Dataset entries:
########################################

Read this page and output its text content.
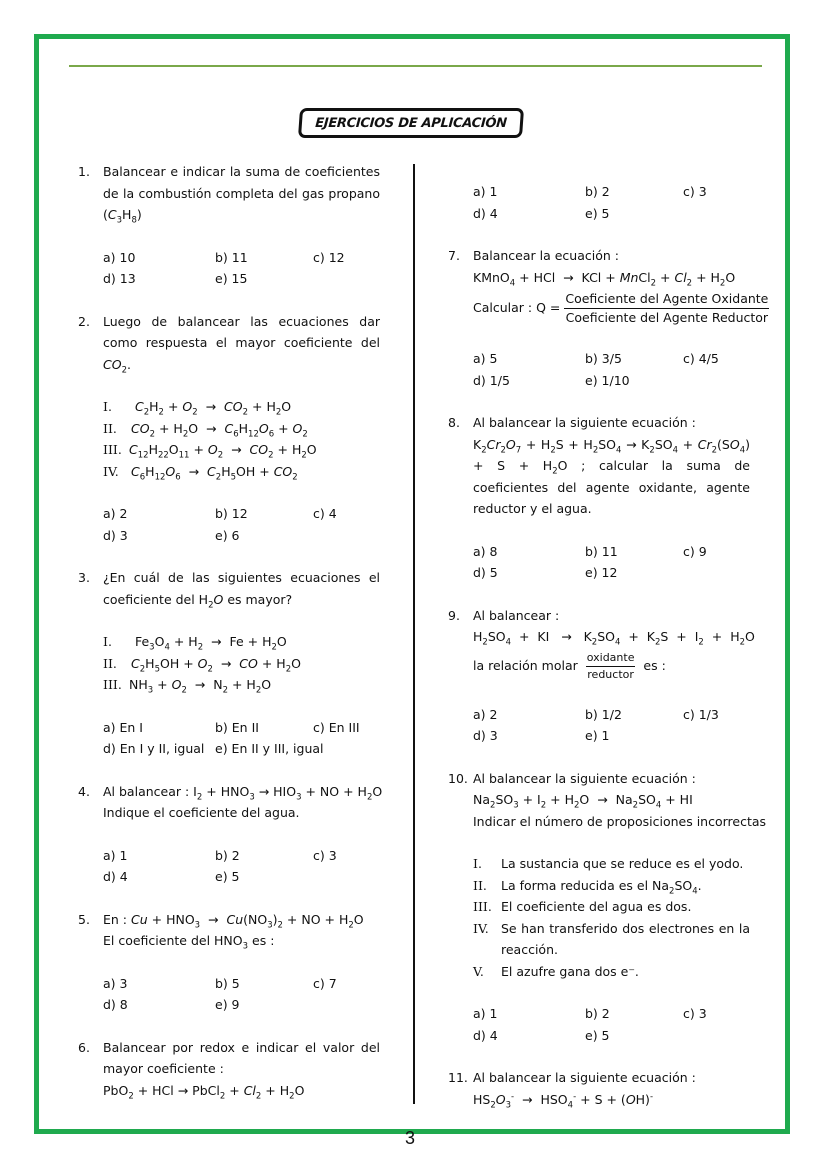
EJERCICIOS DE APLICACIÓN
1. Balancear e indicar la suma de coeficientes de la combustión completa del gas propano $(C_3H_8)$
a) 10	b) 11	c) 12
d) 13	e) 15
2. Luego de balancear las ecuaciones dar como respuesta el mayor coeficiente del $CO_2$.
I.	$C_2H_2 + O_2 \to CO_2 + H_2O$
II.	$CO_2 + H_2O \to C_6H_{12}O_6 + O_2$
III. $C_{12}H_{22}O_{11} + O_2 \to CO_2 + H_2O$
IV. $C_6H_{12}O_6 \to C_2H_5OH + CO_2$
a) 2	b) 12	c) 4
d) 3	e) 6
3. ¿En cuál de las siguientes ecuaciones el coeficiente del $H_2O$ es mayor?
I.	$Fe_3O_4 + H_2 \to Fe + H_2O$
II.	$C_2H_5OH + O_2$  →  CO + $H_2O$
III. $NH_3 + O_2 \to N_2 + H_2O$
a) En I	b) En II	c) En III
d) En I y II, igual e) En II y III, igual
4. Al balancear : $I_2 + HNO_3 \to HIO_3$ + NO + $H_2O$
Indique el coeficiente del agua.
a) 1	b) 2	c) 3
d) 4	e) 5
5. En : $Cu + HNO_3 \to Cu(NO_3)_2$ + NO + $H_2O$
El coeficiente del $HNO_3$ es :
a) 3	b) 5	c) 7
d) 8	e) 9
6. Balancear por redox e indicar el valor del mayor coeficiente :
PbO$_2$ + HCl → PbCl$_2$ + $Cl_2 + H_2O$
a) 1	b) 2	c) 3
d) 4	e) 5
7. Balancear la ecuación :
KMnO$_4$ + HCl  →  KCl + MnCl$_2$ + $Cl_2 + H_2O$
Calcular : $Q = \frac{\text{Coeficiente del Agente Oxidante}}{\text{Coeficiente del Agente Reductor}}$
a) 5	b) 3/5	c) 4/5
d) 1/5	e) 1/10
8. Al balancear la siguiente ecuación :
$K_2Cr_2O_7 + H_2S + H_2SO_4 \to K_2SO_4 + Cr_2(SO_4) + S + H_2O$ ; calcular la suma de coeficientes del agente oxidante, agente reductor y el agua.
a) 8	b) 11	c) 9
d) 5	e) 12
9. Al balancear :
$H_2SO_4$  +  KI   →   $K_2SO_4 + K_2S + I_2 + H_2O$
la relación molar $\frac{\text{oxidante}}{\text{reductor}}$ es :
a) 2	b) 1/2	c) 1/3
d) 3	e) 1
10. Al balancear la siguiente ecuación :
$Na_2SO_3 + I_2 + H_2O \to Na_2SO_4$ + HI
Indicar el número de proposiciones incorrectas
I.	La sustancia que se reduce es el yodo.
II.	La forma reducida es el $Na_2SO_4$.
III. El coeficiente del agua es dos.
IV. Se han transferido dos electrones en la reacción.
V.	El azufre gana dos e⁻.
a) 1	b) 2	c) 3
d) 4	e) 5
11. Al balancear la siguiente ecuación :
$HS_2O_3^- \to HSO_4^- + S + (OH)^-$
3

########################################

EXERCISE DIRECTIONS:
Determine the number of lines in the records that include the string "agua", and respond with that number only.

ANSWER TO THIS TASK:
3